» **PROBLEM DETAILS**: Give the data again word for word; drop the pictures.
BEGIN ENTRIES SUPPLIED
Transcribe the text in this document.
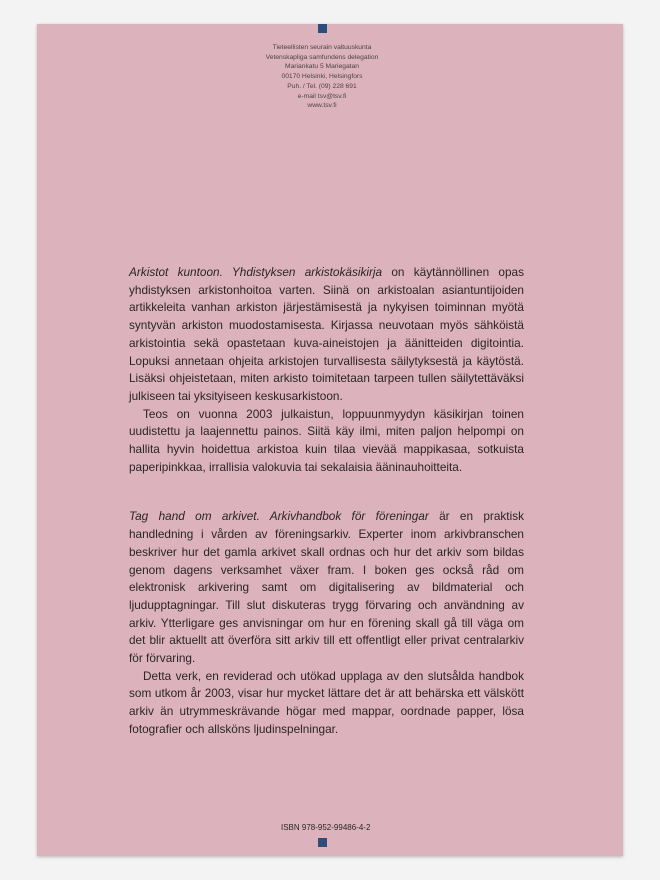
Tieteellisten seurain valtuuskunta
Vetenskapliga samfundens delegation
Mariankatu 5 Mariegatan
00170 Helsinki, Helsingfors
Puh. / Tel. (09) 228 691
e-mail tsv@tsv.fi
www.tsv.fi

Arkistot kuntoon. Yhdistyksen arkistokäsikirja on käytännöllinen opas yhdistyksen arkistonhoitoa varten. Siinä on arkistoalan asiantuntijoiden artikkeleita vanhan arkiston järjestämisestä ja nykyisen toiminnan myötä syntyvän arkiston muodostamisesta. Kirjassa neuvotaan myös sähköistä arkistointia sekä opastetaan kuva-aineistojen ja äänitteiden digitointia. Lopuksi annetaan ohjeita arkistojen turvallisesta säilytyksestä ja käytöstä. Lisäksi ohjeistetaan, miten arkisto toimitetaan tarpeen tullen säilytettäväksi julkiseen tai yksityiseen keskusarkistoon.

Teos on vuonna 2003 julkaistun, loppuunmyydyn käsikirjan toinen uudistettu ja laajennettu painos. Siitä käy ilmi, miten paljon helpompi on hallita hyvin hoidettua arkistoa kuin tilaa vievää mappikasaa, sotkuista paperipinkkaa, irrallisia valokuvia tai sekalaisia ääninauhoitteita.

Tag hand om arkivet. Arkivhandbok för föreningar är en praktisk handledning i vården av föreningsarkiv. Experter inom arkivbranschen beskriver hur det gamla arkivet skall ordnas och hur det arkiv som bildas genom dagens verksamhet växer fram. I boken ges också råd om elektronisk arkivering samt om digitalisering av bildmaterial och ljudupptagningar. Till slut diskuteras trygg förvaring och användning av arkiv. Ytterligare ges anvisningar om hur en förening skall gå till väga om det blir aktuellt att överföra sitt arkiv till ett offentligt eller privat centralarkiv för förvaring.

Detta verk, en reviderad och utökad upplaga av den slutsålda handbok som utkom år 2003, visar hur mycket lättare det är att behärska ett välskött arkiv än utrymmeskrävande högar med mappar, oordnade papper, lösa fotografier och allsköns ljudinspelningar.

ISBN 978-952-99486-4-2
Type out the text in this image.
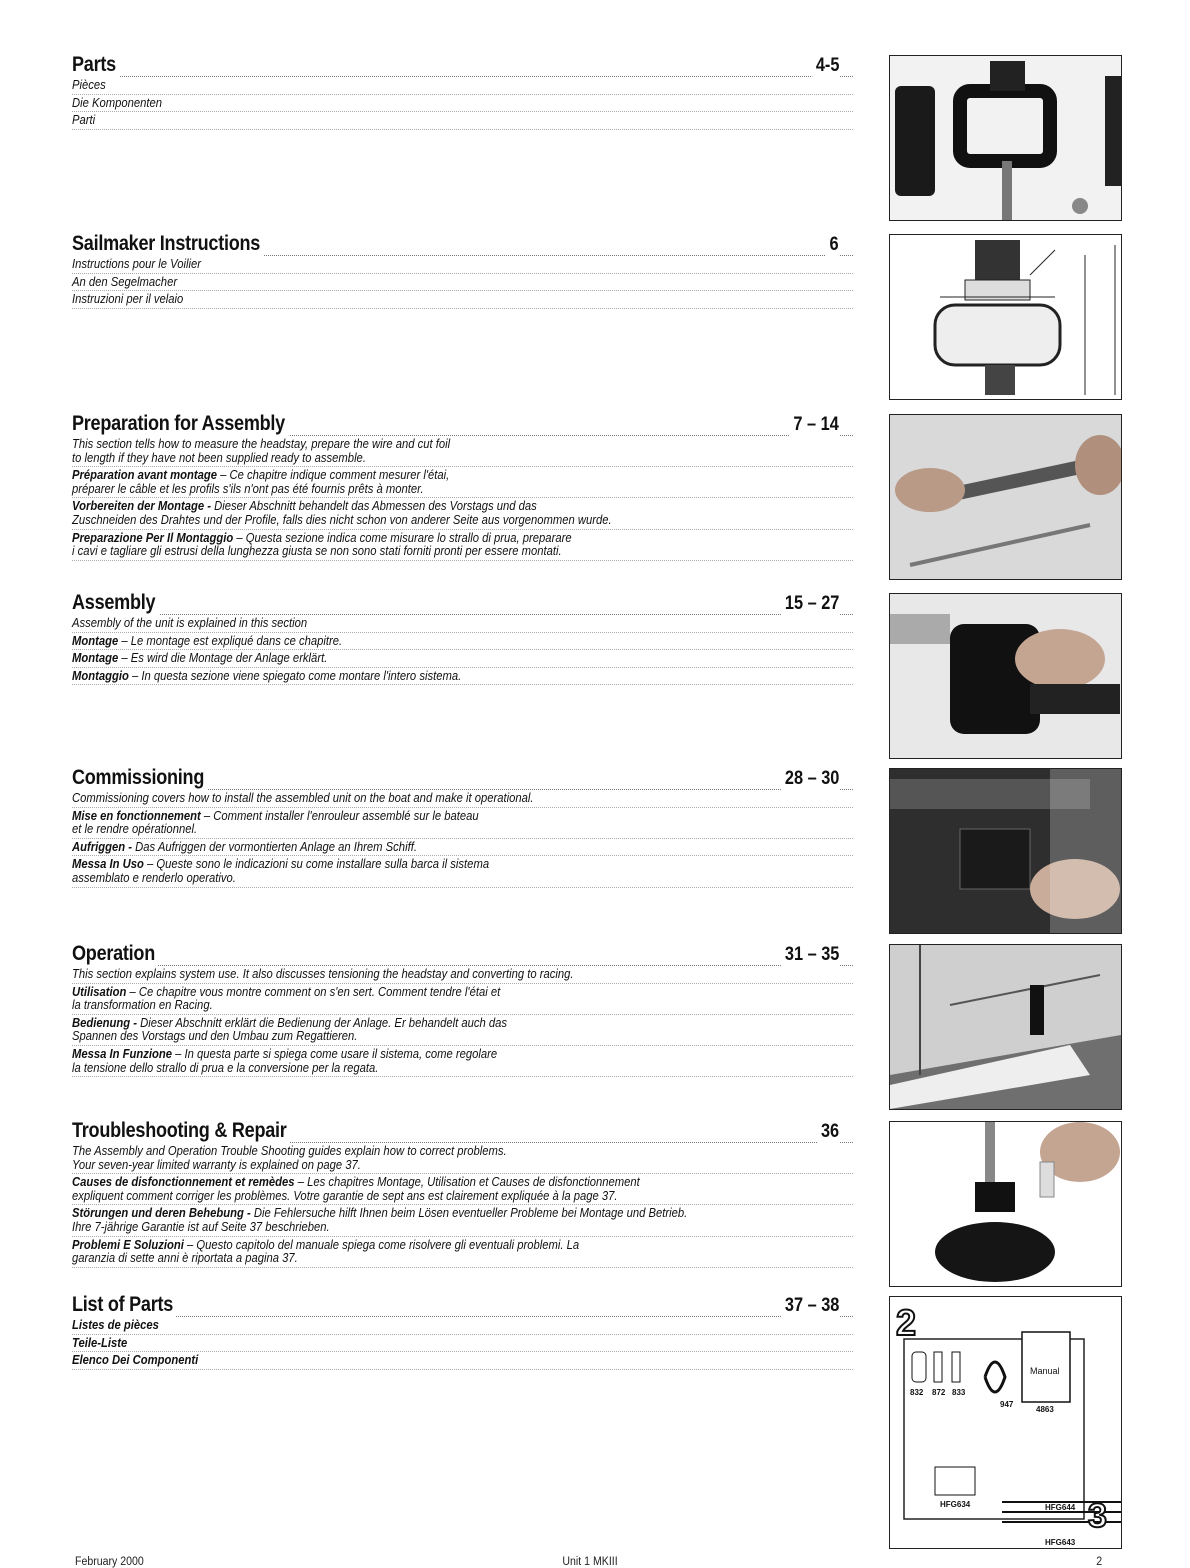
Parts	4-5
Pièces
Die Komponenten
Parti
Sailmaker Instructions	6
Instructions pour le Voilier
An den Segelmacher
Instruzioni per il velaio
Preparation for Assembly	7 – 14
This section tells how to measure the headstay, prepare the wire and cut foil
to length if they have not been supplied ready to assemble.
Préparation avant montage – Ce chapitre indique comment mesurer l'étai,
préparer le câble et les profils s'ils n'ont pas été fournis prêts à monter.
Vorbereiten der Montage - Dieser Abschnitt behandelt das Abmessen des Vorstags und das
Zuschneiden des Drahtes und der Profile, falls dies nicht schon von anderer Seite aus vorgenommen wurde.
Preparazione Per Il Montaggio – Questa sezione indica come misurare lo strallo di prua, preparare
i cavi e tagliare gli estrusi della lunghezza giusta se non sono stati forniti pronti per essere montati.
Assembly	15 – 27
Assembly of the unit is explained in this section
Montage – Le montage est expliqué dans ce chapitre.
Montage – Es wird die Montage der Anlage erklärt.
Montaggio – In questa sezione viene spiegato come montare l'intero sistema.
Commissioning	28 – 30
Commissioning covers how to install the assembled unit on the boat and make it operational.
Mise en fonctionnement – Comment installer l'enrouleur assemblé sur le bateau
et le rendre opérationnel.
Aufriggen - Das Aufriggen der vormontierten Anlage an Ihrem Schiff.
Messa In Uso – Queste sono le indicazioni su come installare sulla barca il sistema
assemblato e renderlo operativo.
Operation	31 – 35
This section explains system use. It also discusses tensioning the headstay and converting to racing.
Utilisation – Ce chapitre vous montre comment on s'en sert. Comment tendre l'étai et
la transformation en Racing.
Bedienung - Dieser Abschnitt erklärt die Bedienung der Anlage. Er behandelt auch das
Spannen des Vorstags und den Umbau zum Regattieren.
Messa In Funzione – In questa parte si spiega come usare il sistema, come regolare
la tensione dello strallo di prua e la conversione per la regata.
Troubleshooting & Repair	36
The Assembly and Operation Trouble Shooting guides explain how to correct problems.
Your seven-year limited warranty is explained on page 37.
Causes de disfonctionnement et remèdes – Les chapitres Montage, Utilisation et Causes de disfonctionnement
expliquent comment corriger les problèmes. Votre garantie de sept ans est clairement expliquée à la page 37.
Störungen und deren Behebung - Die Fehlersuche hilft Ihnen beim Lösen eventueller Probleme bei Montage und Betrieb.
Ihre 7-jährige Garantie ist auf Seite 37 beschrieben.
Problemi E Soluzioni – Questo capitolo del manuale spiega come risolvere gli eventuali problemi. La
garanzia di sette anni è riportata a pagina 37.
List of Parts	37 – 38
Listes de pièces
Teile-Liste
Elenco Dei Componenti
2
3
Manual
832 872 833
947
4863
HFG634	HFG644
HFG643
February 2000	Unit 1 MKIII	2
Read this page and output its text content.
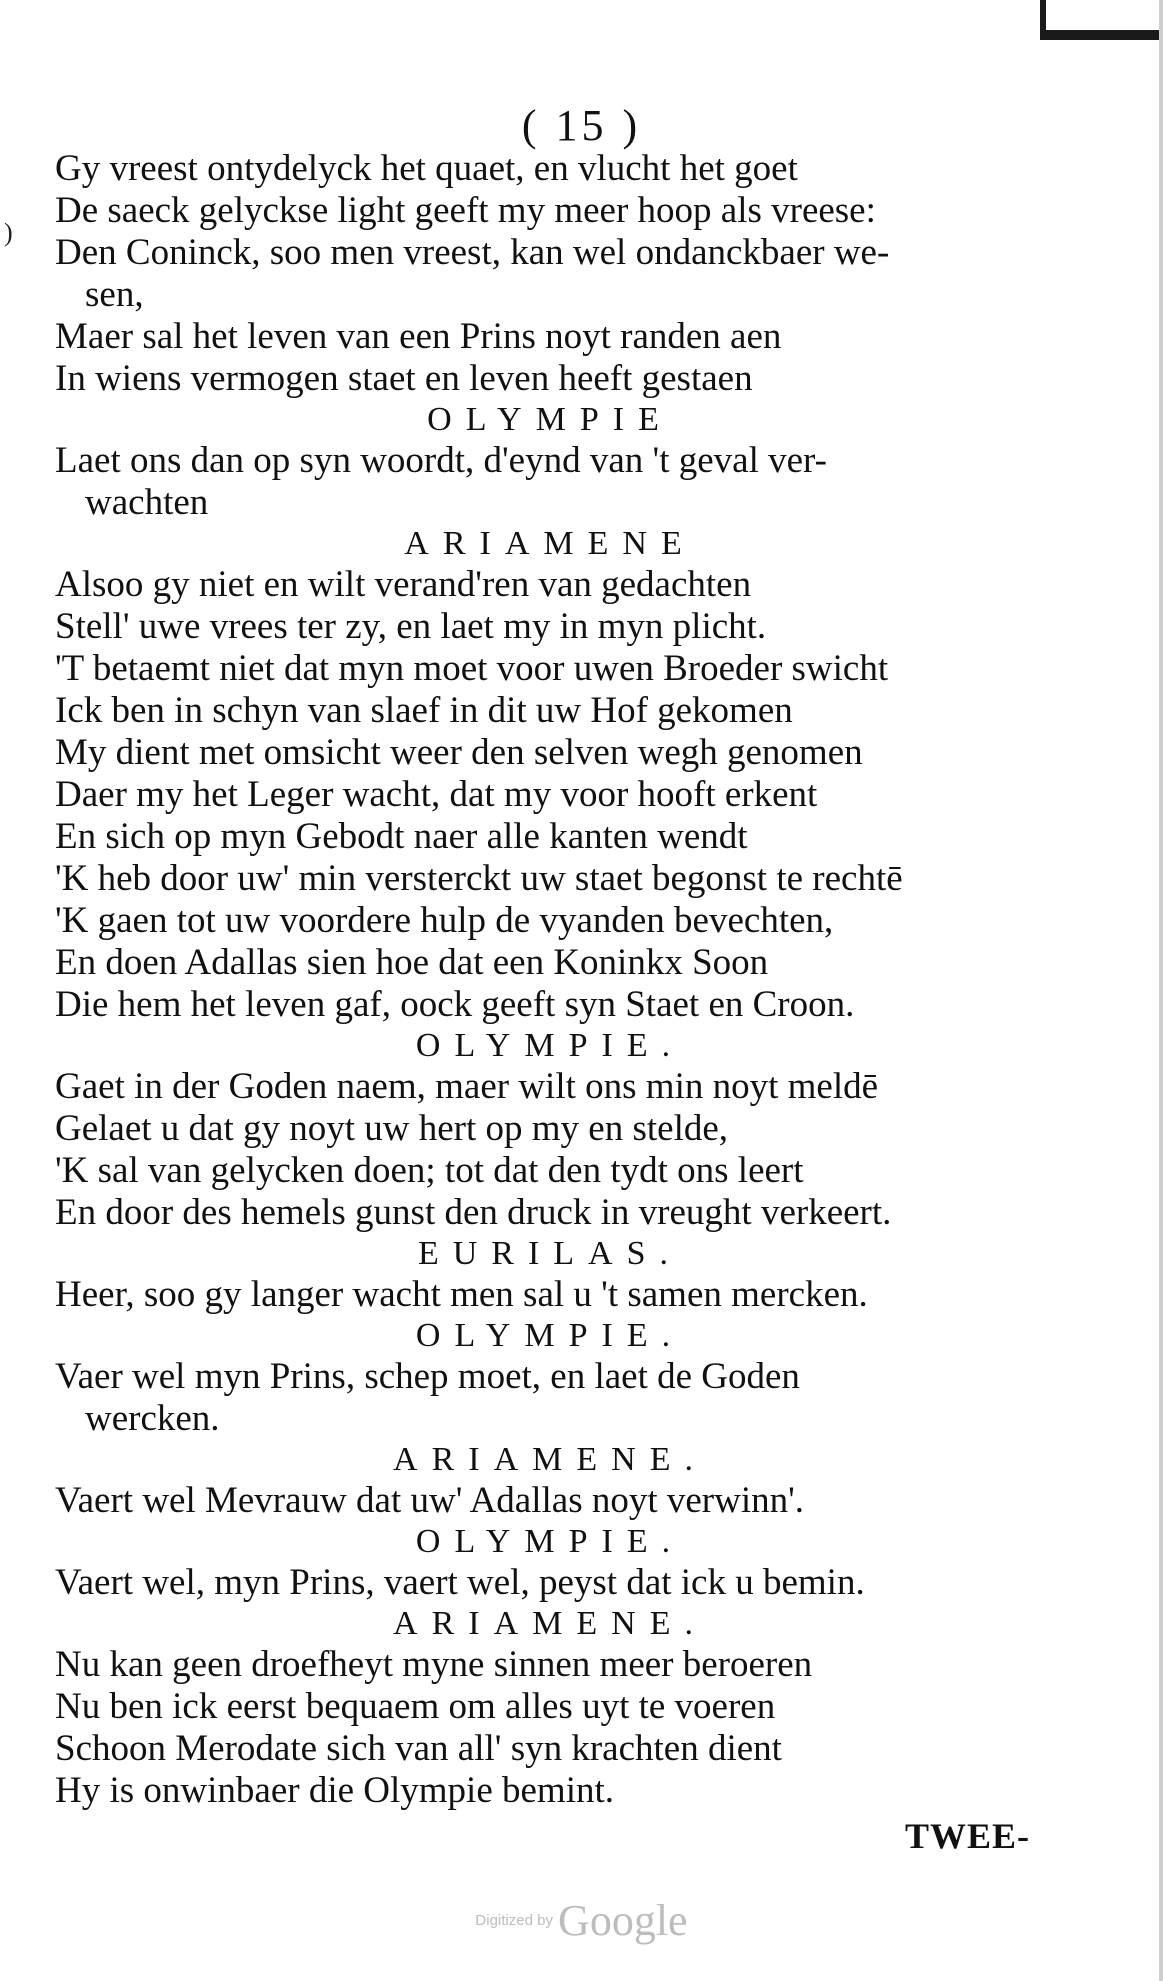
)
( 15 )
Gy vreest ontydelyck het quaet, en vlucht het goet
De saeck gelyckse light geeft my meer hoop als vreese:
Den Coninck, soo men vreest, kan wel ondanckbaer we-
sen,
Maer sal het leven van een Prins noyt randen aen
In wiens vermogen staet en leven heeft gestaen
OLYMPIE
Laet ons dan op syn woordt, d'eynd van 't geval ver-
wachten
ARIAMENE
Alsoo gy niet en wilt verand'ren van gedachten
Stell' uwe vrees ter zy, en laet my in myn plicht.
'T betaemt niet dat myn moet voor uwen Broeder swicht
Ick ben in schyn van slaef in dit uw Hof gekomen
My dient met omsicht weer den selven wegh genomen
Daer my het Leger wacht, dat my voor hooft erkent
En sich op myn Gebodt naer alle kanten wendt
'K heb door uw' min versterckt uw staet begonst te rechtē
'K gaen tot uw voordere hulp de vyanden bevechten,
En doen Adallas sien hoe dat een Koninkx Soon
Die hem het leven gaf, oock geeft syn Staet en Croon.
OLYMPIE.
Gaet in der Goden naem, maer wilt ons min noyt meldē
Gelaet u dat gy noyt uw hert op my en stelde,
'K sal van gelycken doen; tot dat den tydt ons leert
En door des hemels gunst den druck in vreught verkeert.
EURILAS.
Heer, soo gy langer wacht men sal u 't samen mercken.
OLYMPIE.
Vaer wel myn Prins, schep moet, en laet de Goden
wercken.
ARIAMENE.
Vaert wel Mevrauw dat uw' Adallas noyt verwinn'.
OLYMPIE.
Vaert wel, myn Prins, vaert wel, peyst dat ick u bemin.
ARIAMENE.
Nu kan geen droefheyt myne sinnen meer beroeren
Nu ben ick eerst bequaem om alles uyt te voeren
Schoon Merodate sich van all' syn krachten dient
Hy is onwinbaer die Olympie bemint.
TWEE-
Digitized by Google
END ENTRIES SUPPLIED
» **WRITTEN RESPONSE**:
Transcribe the text in this document.
Tieteellisten seurain valtuuskunta
Vetenskapliga samfundens delegation
Mariankatu 5 Mariegatan
00170 Helsinki, Helsingfors
Puh. / Tel. (09) 228 691
e-mail tsv@tsv.fi
www.tsv.fi

Arkistot kuntoon. Yhdistyksen arkistokäsikirja on käytännöllinen opas yhdistyksen arkistonhoitoa varten. Siinä on arkistoalan asiantuntijoiden artikkeleita vanhan arkiston järjestämisestä ja nykyisen toiminnan myötä syntyvän arkiston muodostamisesta. Kirjassa neuvotaan myös sähköistä arkistointia sekä opastetaan kuva-aineistojen ja äänitteiden digitointia. Lopuksi annetaan ohjeita arkistojen turvallisesta säilytyksestä ja käytöstä. Lisäksi ohjeistetaan, miten arkisto toimitetaan tarpeen tullen säilytettäväksi julkiseen tai yksityiseen keskusarkistoon.

Teos on vuonna 2003 julkaistun, loppuunmyydyn käsikirjan toinen uudistettu ja laajennettu painos. Siitä käy ilmi, miten paljon helpompi on hallita hyvin hoidettua arkistoa kuin tilaa vievää mappikasaa, sotkuista paperipinkkaa, irrallisia valokuvia tai sekalaisia ääninauhoitteita.

Tag hand om arkivet. Arkivhandbok för föreningar är en praktisk handledning i vården av föreningsarkiv. Experter inom arkivbranschen beskriver hur det gamla arkivet skall ordnas och hur det arkiv som bildas genom dagens verksamhet växer fram. I boken ges också råd om elektronisk arkivering samt om digitalisering av bildmaterial och ljudupptagningar. Till slut diskuteras trygg förvaring och användning av arkiv. Ytterligare ges anvisningar om hur en förening skall gå till väga om det blir aktuellt att överföra sitt arkiv till ett offentligt eller privat centralarkiv för förvaring.

Detta verk, en reviderad och utökad upplaga av den slutsålda handbok som utkom år 2003, visar hur mycket lättare det är att behärska ett välskött arkiv än utrymmeskrävande högar med mappar, oordnade papper, lösa fotografier och allsköns ljudinspelningar.

ISBN 978-952-99486-4-2
Type out the text in this image.
Parts	4-5
Pièces
Die Komponenten
Parti
Sailmaker Instructions	6
Instructions pour le Voilier
An den Segelmacher
Instruzioni per il velaio
Preparation for Assembly	7 – 14
This section tells how to measure the headstay, prepare the wire and cut foil
to length if they have not been supplied ready to assemble.
Préparation avant montage – Ce chapitre indique comment mesurer l'étai,
préparer le câble et les profils s'ils n'ont pas été fournis prêts à monter.
Vorbereiten der Montage - Dieser Abschnitt behandelt das Abmessen des Vorstags und das
Zuschneiden des Drahtes und der Profile, falls dies nicht schon von anderer Seite aus vorgenommen wurde.
Preparazione Per Il Montaggio – Questa sezione indica come misurare lo strallo di prua, preparare
i cavi e tagliare gli estrusi della lunghezza giusta se non sono stati forniti pronti per essere montati.
Assembly	15 – 27
Assembly of the unit is explained in this section
Montage – Le montage est expliqué dans ce chapitre.
Montage – Es wird die Montage der Anlage erklärt.
Montaggio – In questa sezione viene spiegato come montare l'intero sistema.
Commissioning	28 – 30
Commissioning covers how to install the assembled unit on the boat and make it operational.
Mise en fonctionnement – Comment installer l'enrouleur assemblé sur le bateau
et le rendre opérationnel.
Aufriggen - Das Aufriggen der vormontierten Anlage an Ihrem Schiff.
Messa In Uso – Queste sono le indicazioni su come installare sulla barca il sistema
assemblato e renderlo operativo.
Operation	31 – 35
This section explains system use. It also discusses tensioning the headstay and converting to racing.
Utilisation – Ce chapitre vous montre comment on s'en sert. Comment tendre l'étai et
la transformation en Racing.
Bedienung - Dieser Abschnitt erklärt die Bedienung der Anlage. Er behandelt auch das
Spannen des Vorstags und den Umbau zum Regattieren.
Messa In Funzione – In questa parte si spiega come usare il sistema, come regolare
la tensione dello strallo di prua e la conversione per la regata.
Troubleshooting & Repair	36
The Assembly and Operation Trouble Shooting guides explain how to correct problems.
Your seven-year limited warranty is explained on page 37.
Causes de disfonctionnement et remèdes – Les chapitres Montage, Utilisation et Causes de disfonctionnement
expliquent comment corriger les problèmes. Votre garantie de sept ans est clairement expliquée à la page 37.
Störungen und deren Behebung - Die Fehlersuche hilft Ihnen beim Lösen eventueller Probleme bei Montage und Betrieb.
Ihre 7-jährige Garantie ist auf Seite 37 beschrieben.
Problemi E Soluzioni – Questo capitolo del manuale spiega come risolvere gli eventuali problemi. La
garanzia di sette anni è riportata a pagina 37.
List of Parts	37 – 38
Listes de pièces
Teile-Liste
Elenco Dei Componenti
2
3
Manual
832 872 833
947
4863
HFG634	HFG644
HFG643
February 2000	Unit 1 MKIII	2
Read this page and output its text content.
)
( 15 )
Gy vreest ontydelyck het quaet, en vlucht het goet
De saeck gelyckse light geeft my meer hoop als vreese:
Den Coninck, soo men vreest, kan wel ondanckbaer we-
sen,
Maer sal het leven van een Prins noyt randen aen
In wiens vermogen staet en leven heeft gestaen
OLYMPIE
Laet ons dan op syn woordt, d'eynd van 't geval ver-
wachten
ARIAMENE
Alsoo gy niet en wilt verand'ren van gedachten
Stell' uwe vrees ter zy, en laet my in myn plicht.
'T betaemt niet dat myn moet voor uwen Broeder swicht
Ick ben in schyn van slaef in dit uw Hof gekomen
My dient met omsicht weer den selven wegh genomen
Daer my het Leger wacht, dat my voor hooft erkent
En sich op myn Gebodt naer alle kanten wendt
'K heb door uw' min versterckt uw staet begonst te rechtē
'K gaen tot uw voordere hulp de vyanden bevechten,
En doen Adallas sien hoe dat een Koninkx Soon
Die hem het leven gaf, oock geeft syn Staet en Croon.
OLYMPIE.
Gaet in der Goden naem, maer wilt ons min noyt meldē
Gelaet u dat gy noyt uw hert op my en stelde,
'K sal van gelycken doen; tot dat den tydt ons leert
En door des hemels gunst den druck in vreught verkeert.
EURILAS.
Heer, soo gy langer wacht men sal u 't samen mercken.
OLYMPIE.
Vaer wel myn Prins, schep moet, en laet de Goden
wercken.
ARIAMENE.
Vaert wel Mevrauw dat uw' Adallas noyt verwinn'.
OLYMPIE.
Vaert wel, myn Prins, vaert wel, peyst dat ick u bemin.
ARIAMENE.
Nu kan geen droefheyt myne sinnen meer beroeren
Nu ben ick eerst bequaem om alles uyt te voeren
Schoon Merodate sich van all' syn krachten dient
Hy is onwinbaer die Olympie bemint.
TWEE-
Digitized by Google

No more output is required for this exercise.